SET TASK = Omit the images. Copy each entry word for word.

DATASET RECORDS =
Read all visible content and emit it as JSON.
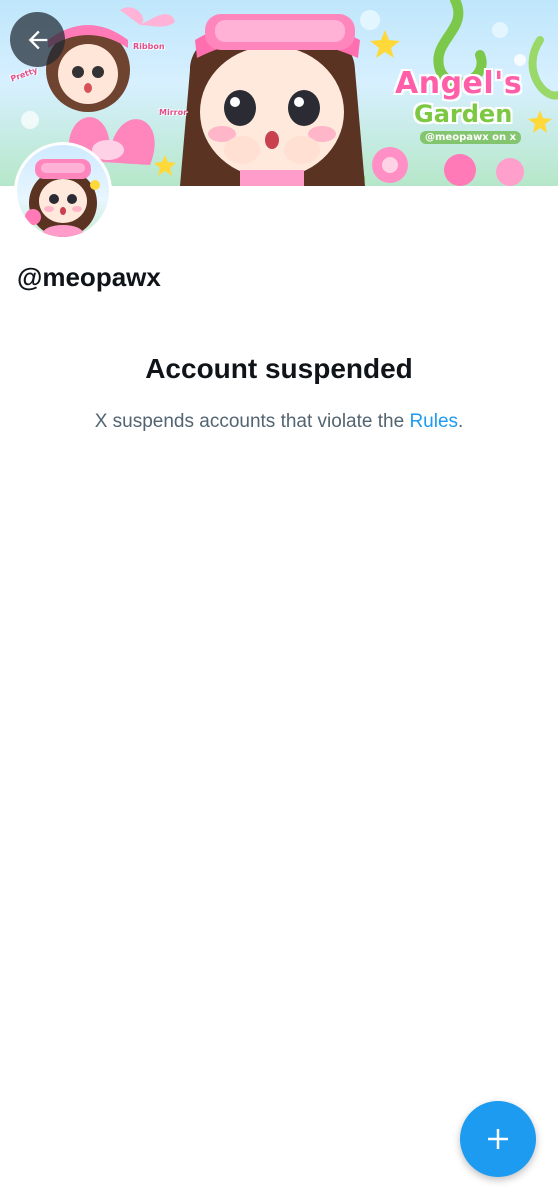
{
  "banner": {
    "title_line1": "Angel's",
    "title_line2": "Garden",
    "handle_tag": "@meopawx on x",
    "label_pretty": "Pretty",
    "label_ribbon": "Ribbon",
    "label_mirror": "Mirror"
  },
  "profile": {
    "handle": "@meopawx"
  },
  "suspension": {
    "title": "Account suspended",
    "description": "X suspends accounts that violate the ",
    "rules_link": "Rules",
    "period": "."
  },
  "icons": {
    "back": "arrow-left-icon",
    "compose": "plus-icon"
  },
  "colors": {
    "accent": "#1d9bf0",
    "text_primary": "#0f1419",
    "text_secondary": "#536471"
  }
}
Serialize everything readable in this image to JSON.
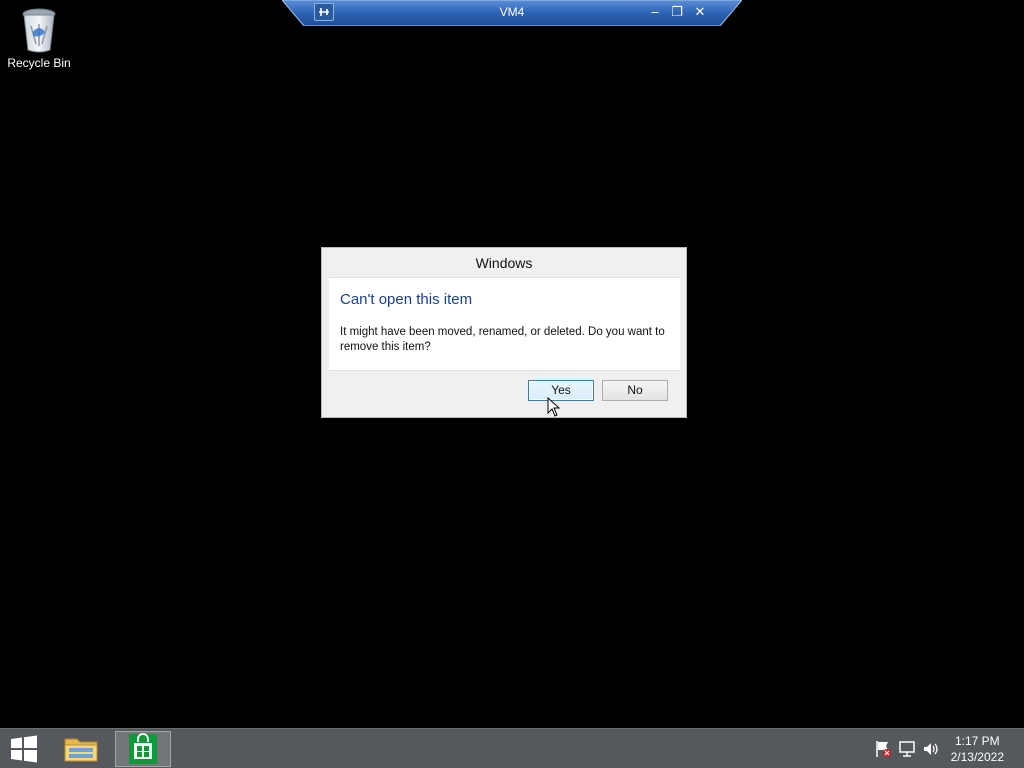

TASK RESULT =
Read all visible content and emit it as JSON.
{
  "banner": {
    "title_line1": "Angel's",
    "title_line2": "Garden",
    "handle_tag": "@meopawx on x",
    "label_pretty": "Pretty",
    "label_ribbon": "Ribbon",
    "label_mirror": "Mirror"
  },
  "profile": {
    "handle": "@meopawx"
  },
  "suspension": {
    "title": "Account suspended",
    "description": "X suspends accounts that violate the ",
    "rules_link": "Rules",
    "period": "."
  },
  "icons": {
    "back": "arrow-left-icon",
    "compose": "plus-icon"
  },
  "colors": {
    "accent": "#1d9bf0",
    "text_primary": "#0f1419",
    "text_secondary": "#536471"
  }
}
Serialize everything readable in this image to JSON.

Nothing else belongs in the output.